*Given passage*
07th Feb2010

Hey Star Trek! dijoo get ONBOARD!?

by jerad.formby

A few years ago, it was announced that Joss Whedon would be developing a new project with Eliza Dushku. Legend has it that he came up with the concept on the spot while the two of them had lunch.

The show had a science-fiction concept, would be called Dollhouse, and it would be shown on FOX.

To many Joss Whedon fans this was like watching your friends board the Titanic.

Everyone knew there would be an iceberg coming. The production of Dollhouse was told about the iceberg with ample time to prepare… they added more character lifeboats, increased the capacity for story elements, and resigned themselves to the show’s ultimate fate.

And it wasn’t very good. The reason might end up being obvious, but before we get to that –let’s keep in mind that Joss Whedon has ended three other shows with fantastic flourish.

Buffy the Vampire Slayer is the show that probably best epitomized Whedon’s awesome storytelling abilities. This show, born of an ironic title, centered on a female protagonist whose journey was a heckuva lot more complicated than some viewers and some critics would allow.

Buffy Summers was a teenage girl who had cheerleader genes –but a destiny which she could not escape and had to learn to embrace. This sort of story –the sort of story where one is chosen might seem simplistic on the surface, but with each season, the show became more and more complicated.

Buffy became so popular that it was turned into a spin-off show. The show was called Angel and centered on Buffy’s ex-boyfriend –a Vampire with a soul. The thrust of the series was that Angel “helped the helpless” week to week in an effort to atone for the crimes he committed when his soul was lost.

This premise might look weak on paper (and truthfully, when we read about the concept, we rolled our eyes), but once Angel came together, it was quite likely more addictive than Buffy, possibly more demanding, and ultimately very rewarding television.

With the success of two rocking shows, Whedon was invited by FOX to create another show. You see, FOX owned both Buffy and Angel but didn’t want them on their networks. With the success those shows were earning, they were excited to have their own entry in the Whedon creative pool.

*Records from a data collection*

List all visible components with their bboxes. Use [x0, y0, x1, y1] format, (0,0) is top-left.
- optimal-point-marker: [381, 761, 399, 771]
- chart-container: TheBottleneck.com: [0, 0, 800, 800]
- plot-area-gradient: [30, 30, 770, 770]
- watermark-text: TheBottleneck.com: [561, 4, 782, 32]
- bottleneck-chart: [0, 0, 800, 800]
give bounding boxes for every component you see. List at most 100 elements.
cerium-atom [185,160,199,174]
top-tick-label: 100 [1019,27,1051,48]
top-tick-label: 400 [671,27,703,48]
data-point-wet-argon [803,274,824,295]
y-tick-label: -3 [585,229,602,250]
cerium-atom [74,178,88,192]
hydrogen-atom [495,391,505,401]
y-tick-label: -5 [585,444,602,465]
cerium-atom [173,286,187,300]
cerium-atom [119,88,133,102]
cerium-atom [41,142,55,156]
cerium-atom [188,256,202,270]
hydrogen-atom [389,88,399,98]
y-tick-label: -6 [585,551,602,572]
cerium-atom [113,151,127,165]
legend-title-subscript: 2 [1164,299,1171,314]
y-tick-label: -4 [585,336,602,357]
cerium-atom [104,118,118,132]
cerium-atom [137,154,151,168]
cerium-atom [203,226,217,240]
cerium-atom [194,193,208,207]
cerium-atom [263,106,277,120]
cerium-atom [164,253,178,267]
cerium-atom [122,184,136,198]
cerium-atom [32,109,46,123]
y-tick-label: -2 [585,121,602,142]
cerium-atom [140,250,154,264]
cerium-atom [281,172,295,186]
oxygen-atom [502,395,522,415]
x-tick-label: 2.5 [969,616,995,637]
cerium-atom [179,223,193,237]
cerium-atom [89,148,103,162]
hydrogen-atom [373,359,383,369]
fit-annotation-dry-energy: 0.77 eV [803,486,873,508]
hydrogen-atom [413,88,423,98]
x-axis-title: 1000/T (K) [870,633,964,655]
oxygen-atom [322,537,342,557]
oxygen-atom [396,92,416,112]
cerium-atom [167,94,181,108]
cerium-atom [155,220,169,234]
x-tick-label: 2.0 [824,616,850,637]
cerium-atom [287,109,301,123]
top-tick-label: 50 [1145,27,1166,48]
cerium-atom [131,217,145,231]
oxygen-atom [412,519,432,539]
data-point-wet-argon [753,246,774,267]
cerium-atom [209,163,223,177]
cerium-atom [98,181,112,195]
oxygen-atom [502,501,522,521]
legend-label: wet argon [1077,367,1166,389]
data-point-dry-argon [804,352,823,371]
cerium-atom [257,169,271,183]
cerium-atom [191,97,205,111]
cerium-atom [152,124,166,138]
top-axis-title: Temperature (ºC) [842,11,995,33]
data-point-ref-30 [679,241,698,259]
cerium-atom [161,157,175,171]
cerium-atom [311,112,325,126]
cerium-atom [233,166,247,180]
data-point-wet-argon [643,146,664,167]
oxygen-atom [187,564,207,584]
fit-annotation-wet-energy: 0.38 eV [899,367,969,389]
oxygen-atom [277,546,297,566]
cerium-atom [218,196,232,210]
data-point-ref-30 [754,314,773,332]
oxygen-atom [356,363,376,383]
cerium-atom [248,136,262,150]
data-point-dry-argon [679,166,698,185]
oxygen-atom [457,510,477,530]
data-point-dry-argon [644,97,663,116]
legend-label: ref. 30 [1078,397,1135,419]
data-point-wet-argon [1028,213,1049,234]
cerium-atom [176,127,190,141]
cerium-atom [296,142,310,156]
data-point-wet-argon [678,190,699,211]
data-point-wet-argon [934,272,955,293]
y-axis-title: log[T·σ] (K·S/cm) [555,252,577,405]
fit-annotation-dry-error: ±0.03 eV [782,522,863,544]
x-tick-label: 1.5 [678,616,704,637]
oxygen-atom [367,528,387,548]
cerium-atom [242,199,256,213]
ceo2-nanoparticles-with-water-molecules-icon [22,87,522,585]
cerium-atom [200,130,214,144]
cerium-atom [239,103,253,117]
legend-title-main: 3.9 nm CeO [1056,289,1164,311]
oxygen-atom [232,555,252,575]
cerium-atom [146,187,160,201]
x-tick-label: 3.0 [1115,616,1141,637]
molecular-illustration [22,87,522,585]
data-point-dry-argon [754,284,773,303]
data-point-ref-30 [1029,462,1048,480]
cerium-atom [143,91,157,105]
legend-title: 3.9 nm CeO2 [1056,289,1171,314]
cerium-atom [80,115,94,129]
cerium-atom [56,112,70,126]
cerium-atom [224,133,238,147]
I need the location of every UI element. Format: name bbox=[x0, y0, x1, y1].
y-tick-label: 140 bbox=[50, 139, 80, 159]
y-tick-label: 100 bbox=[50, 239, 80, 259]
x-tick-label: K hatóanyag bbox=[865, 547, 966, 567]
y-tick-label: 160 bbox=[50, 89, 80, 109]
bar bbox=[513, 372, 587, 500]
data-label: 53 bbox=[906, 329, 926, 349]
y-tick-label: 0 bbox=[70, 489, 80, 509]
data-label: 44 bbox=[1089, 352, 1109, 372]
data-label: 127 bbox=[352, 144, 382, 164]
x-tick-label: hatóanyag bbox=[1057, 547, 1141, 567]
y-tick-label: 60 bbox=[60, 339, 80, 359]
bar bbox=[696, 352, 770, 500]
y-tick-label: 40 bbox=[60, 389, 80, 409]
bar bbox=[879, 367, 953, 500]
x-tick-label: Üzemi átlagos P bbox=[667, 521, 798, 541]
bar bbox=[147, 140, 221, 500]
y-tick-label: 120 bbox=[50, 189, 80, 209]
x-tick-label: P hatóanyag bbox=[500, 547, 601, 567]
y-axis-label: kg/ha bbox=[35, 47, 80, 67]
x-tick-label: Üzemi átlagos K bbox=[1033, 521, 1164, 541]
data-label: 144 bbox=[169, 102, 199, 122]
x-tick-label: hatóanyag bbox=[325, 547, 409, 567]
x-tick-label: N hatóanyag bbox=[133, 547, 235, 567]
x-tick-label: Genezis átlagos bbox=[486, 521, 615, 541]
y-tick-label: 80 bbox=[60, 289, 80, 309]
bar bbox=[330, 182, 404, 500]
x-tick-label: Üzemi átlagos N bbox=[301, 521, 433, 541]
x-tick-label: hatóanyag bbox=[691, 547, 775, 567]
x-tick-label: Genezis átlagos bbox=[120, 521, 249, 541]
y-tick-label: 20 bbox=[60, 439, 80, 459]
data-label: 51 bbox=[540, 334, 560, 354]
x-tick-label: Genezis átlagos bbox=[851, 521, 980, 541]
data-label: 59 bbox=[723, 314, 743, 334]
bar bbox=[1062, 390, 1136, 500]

*About this exercise*
Pick up the blog post about Joss Whedon's shows where it stops, after the sentence on FOX wanting its own entry in the Whedon creative pool.

*Response to this exercise*
He made for them a show called Firefly. The show was cancelled after only thirteen episodes aired. The reasons for this have been speculated far and wide. The usual conclusion is that nobody knew which “Friday Night” Firefly would be airing.

FOX was quick to pull the plug on the series. They sited that the episodes were too expensive to produce and the viewer numbers weren’t anywhere near what they were looking for.

Firefly ended a year before Angel and months before Buffy. At that time, Whedon worked all three shows. He trusted his show runners to rock their respective beasts while he channeled most of his effort into keeping Firefly afloat.

When it came to conclude Buffy, Whedon wrote and directed her final entry. If you’ve never seen Buffy the Vampire Slayer, it’s important to note that when his name came up as writer and director, everyone would lean forward because the episode was bound to be particularly good.

Joss Whedon wrote or directed or wrote and directed pretty much every ground-shaking episode for each of these series. If you’re a Whedon fan, a list of titles would read a lot like grades of Heroin.

ANGEL: A Hole in the World
ANGEL: Conviction
ANGEL: Spin the Bottle
ANGEL: Waiting in the Wings

BUFFY: Once More With Feeling
BUFFY: The Gift
BUFFY: The Body

FIREFLY: The Train Job
FIREFLY: Objects in Space

or… simply put:

He wrote and directed the final episodes of Buffy and Firefly. Firefly’s final episode was particularly brilliant because Whedon never meant for the final episode Objects in Space to be the last time we saw the Serenity crew –it’s just how it shook out with FOX’s choice to kill the show so early in its introduction.

It could be said that Whedon needed another chance to end Firefly and he got it when Universal let him make a movie based on Firefly called Serenity. A major motion picture based on a cancelled sci-fi TV show sounds strange and familiar, doesn’t it?

With Firefly gone half-way through its season, Joss Whedon was free to throw all of his energy into Angel and the rapidly ending Buffy.

For Buffy to end and end-well, her destiny would have to be either taken from her or she would have to embrace entirely. Her show ended with her accepting her burden and getting a much-needed break.

Angel, like Dollhouse, was cancelled with ample notice to allow Whedon time to finish the show how he wanted. This announcement came down after Whedon had compromised his concept to make the show “more open” and “brighter.”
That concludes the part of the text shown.